+++ Provided material +++
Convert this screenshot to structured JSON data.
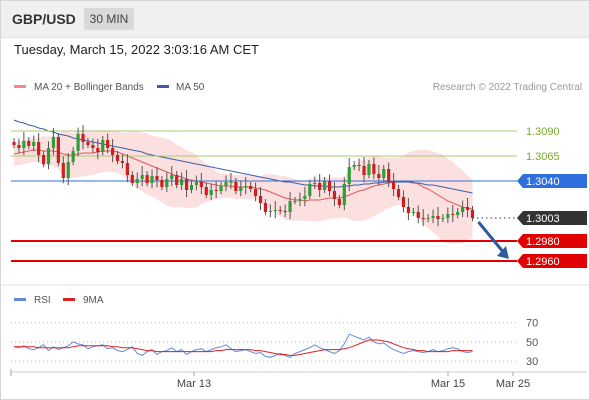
{
  "header": {
    "symbol": "GBP/USD",
    "timeframe": "30 MIN"
  },
  "datetime": "Tuesday, March 15, 2022 3:03:16 AM CET",
  "legend": {
    "ma20_label": "MA 20 + Bollinger Bands",
    "ma50_label": "MA 50",
    "credit": "Research © 2022 Trading Central"
  },
  "indicator_legend": {
    "rsi_label": "RSI",
    "ma9_label": "9MA"
  },
  "colors": {
    "bull": "#2e9e36",
    "bear": "#cc1f1f",
    "ma20": "#e05a5a",
    "ma50": "#3a5ea8",
    "band": "#fbd5d5",
    "resistance": "#a8cc6f",
    "pivot": "#2f6fdc",
    "support": "#e00000",
    "current": "#333333",
    "rsi": "#6688dd",
    "rsi_ma": "#dd2222",
    "arrow": "#2f5a9e"
  },
  "chart_data": [
    {
      "type": "candlestick",
      "title": "GBP/USD",
      "ylim": [
        1.2945,
        1.3125
      ],
      "x_labels": [
        "Mar 13",
        "Mar 15",
        "Mar 25"
      ],
      "closes": [
        1.3076,
        1.3073,
        1.308,
        1.3075,
        1.3079,
        1.3066,
        1.3057,
        1.3073,
        1.3084,
        1.3058,
        1.3043,
        1.3059,
        1.307,
        1.3087,
        1.3079,
        1.3076,
        1.3073,
        1.3069,
        1.3081,
        1.3073,
        1.3066,
        1.306,
        1.3058,
        1.3046,
        1.3038,
        1.3042,
        1.3046,
        1.3038,
        1.3045,
        1.3041,
        1.3034,
        1.3042,
        1.3046,
        1.3036,
        1.3042,
        1.3031,
        1.3036,
        1.3039,
        1.3034,
        1.3026,
        1.3031,
        1.303,
        1.3035,
        1.3039,
        1.3039,
        1.303,
        1.3034,
        1.3035,
        1.3032,
        1.3025,
        1.3018,
        1.3009,
        1.301,
        1.3011,
        1.301,
        1.3009,
        1.302,
        1.302,
        1.3022,
        1.3025,
        1.3037,
        1.3038,
        1.3031,
        1.304,
        1.303,
        1.3022,
        1.3016,
        1.3037,
        1.3054,
        1.3056,
        1.3055,
        1.3046,
        1.3057,
        1.3047,
        1.3043,
        1.3052,
        1.3039,
        1.3032,
        1.3024,
        1.3014,
        1.3008,
        1.3009,
        1.3003,
        1.3002,
        1.3003,
        1.3005,
        1.3002,
        1.3003,
        1.3007,
        1.3006,
        1.3009,
        1.3014,
        1.3011,
        1.3003
      ],
      "series": [
        {
          "name": "MA 20 + Bollinger Bands",
          "values": [
            1.3067,
            1.3068,
            1.3069,
            1.307,
            1.3071,
            1.3071,
            1.307,
            1.307,
            1.307,
            1.3069,
            1.3067,
            1.3066,
            1.3066,
            1.3067,
            1.3068,
            1.3068,
            1.3068,
            1.3069,
            1.307,
            1.307,
            1.307,
            1.3069,
            1.3067,
            1.3065,
            1.3063,
            1.3061,
            1.3059,
            1.3057,
            1.3055,
            1.3053,
            1.3051,
            1.3049,
            1.3047,
            1.3045,
            1.3044,
            1.3042,
            1.3041,
            1.304,
            1.3039,
            1.3038,
            1.3037,
            1.3036,
            1.3035,
            1.3035,
            1.3035,
            1.3034,
            1.3034,
            1.3034,
            1.3034,
            1.3033,
            1.3032,
            1.3031,
            1.3029,
            1.3027,
            1.3025,
            1.3023,
            1.3022,
            1.3021,
            1.3021,
            1.302,
            1.3021,
            1.3021,
            1.3021,
            1.3022,
            1.3023,
            1.3023,
            1.3023,
            1.3024,
            1.3026,
            1.3028,
            1.303,
            1.3031,
            1.3033,
            1.3035,
            1.3036,
            1.3037,
            1.3038,
            1.3039,
            1.304,
            1.304,
            1.304,
            1.3039,
            1.3037,
            1.3034,
            1.3032,
            1.3029,
            1.3026,
            1.3023,
            1.302,
            1.3018,
            1.3016,
            1.3014,
            1.3013,
            1.3012
          ]
        },
        {
          "name": "MA 50",
          "values": [
            1.3101,
            1.3099,
            1.3098,
            1.3096,
            1.3095,
            1.3093,
            1.3092,
            1.309,
            1.3089,
            1.3087,
            1.3086,
            1.3085,
            1.3083,
            1.3082,
            1.3081,
            1.308,
            1.3079,
            1.3078,
            1.3077,
            1.3076,
            1.3075,
            1.3074,
            1.3073,
            1.3072,
            1.3071,
            1.307,
            1.3069,
            1.3067,
            1.3066,
            1.3065,
            1.3064,
            1.3063,
            1.3062,
            1.3061,
            1.306,
            1.3059,
            1.3058,
            1.3057,
            1.3056,
            1.3055,
            1.3054,
            1.3053,
            1.3052,
            1.3051,
            1.305,
            1.3049,
            1.3048,
            1.3047,
            1.3046,
            1.3045,
            1.3044,
            1.3043,
            1.3042,
            1.3041,
            1.304,
            1.3039,
            1.3039,
            1.3038,
            1.3037,
            1.3036,
            1.3036,
            1.3035,
            1.3035,
            1.3035,
            1.3034,
            1.3034,
            1.3034,
            1.3035,
            1.3035,
            1.3036,
            1.3036,
            1.3037,
            1.3037,
            1.3038,
            1.3038,
            1.3039,
            1.3039,
            1.3039,
            1.3039,
            1.3039,
            1.3039,
            1.3038,
            1.3038,
            1.3037,
            1.3036,
            1.3036,
            1.3035,
            1.3034,
            1.3033,
            1.3032,
            1.3031,
            1.303,
            1.3029,
            1.3028
          ]
        }
      ],
      "levels": [
        {
          "label": "1.3090",
          "value": 1.309,
          "kind": "resistance"
        },
        {
          "label": "1.3065",
          "value": 1.3065,
          "kind": "resistance"
        },
        {
          "label": "1.3040",
          "value": 1.304,
          "kind": "pivot"
        },
        {
          "label": "1.3003",
          "value": 1.3003,
          "kind": "current"
        },
        {
          "label": "1.2980",
          "value": 1.298,
          "kind": "support"
        },
        {
          "label": "1.2960",
          "value": 1.296,
          "kind": "support"
        }
      ]
    },
    {
      "type": "line",
      "title": "RSI",
      "ylim": [
        25,
        78
      ],
      "yticks": [
        "70",
        "50",
        "30"
      ],
      "series": [
        {
          "name": "RSI",
          "values": [
            45,
            44,
            46,
            43,
            42,
            44,
            47,
            41,
            45,
            42,
            44,
            46,
            50,
            48,
            47,
            43,
            45,
            46,
            47,
            43,
            44,
            41,
            40,
            42,
            45,
            38,
            36,
            40,
            42,
            37,
            40,
            41,
            44,
            40,
            42,
            37,
            40,
            42,
            43,
            40,
            42,
            44,
            45,
            47,
            43,
            40,
            41,
            42,
            40,
            38,
            39,
            35,
            34,
            36,
            38,
            36,
            34,
            38,
            40,
            42,
            44,
            47,
            44,
            42,
            40,
            38,
            41,
            48,
            58,
            56,
            54,
            52,
            55,
            50,
            48,
            49,
            45,
            42,
            40,
            38,
            40,
            41,
            40,
            39,
            40,
            42,
            40,
            41,
            43,
            44,
            43,
            40,
            39,
            40
          ]
        },
        {
          "name": "9MA",
          "values": [
            45,
            45,
            45,
            45,
            45,
            44,
            44,
            44,
            44,
            44,
            44,
            44,
            45,
            46,
            46,
            46,
            46,
            46,
            46,
            46,
            45,
            45,
            44,
            44,
            44,
            43,
            42,
            41,
            41,
            40,
            40,
            40,
            40,
            40,
            40,
            40,
            40,
            40,
            40,
            40,
            40,
            41,
            41,
            42,
            42,
            42,
            42,
            42,
            42,
            41,
            41,
            40,
            39,
            38,
            37,
            37,
            36,
            36,
            37,
            38,
            39,
            40,
            41,
            42,
            42,
            42,
            42,
            43,
            44,
            46,
            48,
            50,
            52,
            52,
            52,
            51,
            50,
            48,
            46,
            44,
            43,
            42,
            41,
            41,
            40,
            40,
            40,
            40,
            40,
            41,
            41,
            41,
            41,
            41
          ]
        }
      ]
    }
  ]
}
+++
Your objective: Search the lines for the string "Bollinger" and copy every line that has it.

Response:
    "ma20_label": "MA 20 + Bollinger Bands",
          "name": "MA 20 + Bollinger Bands",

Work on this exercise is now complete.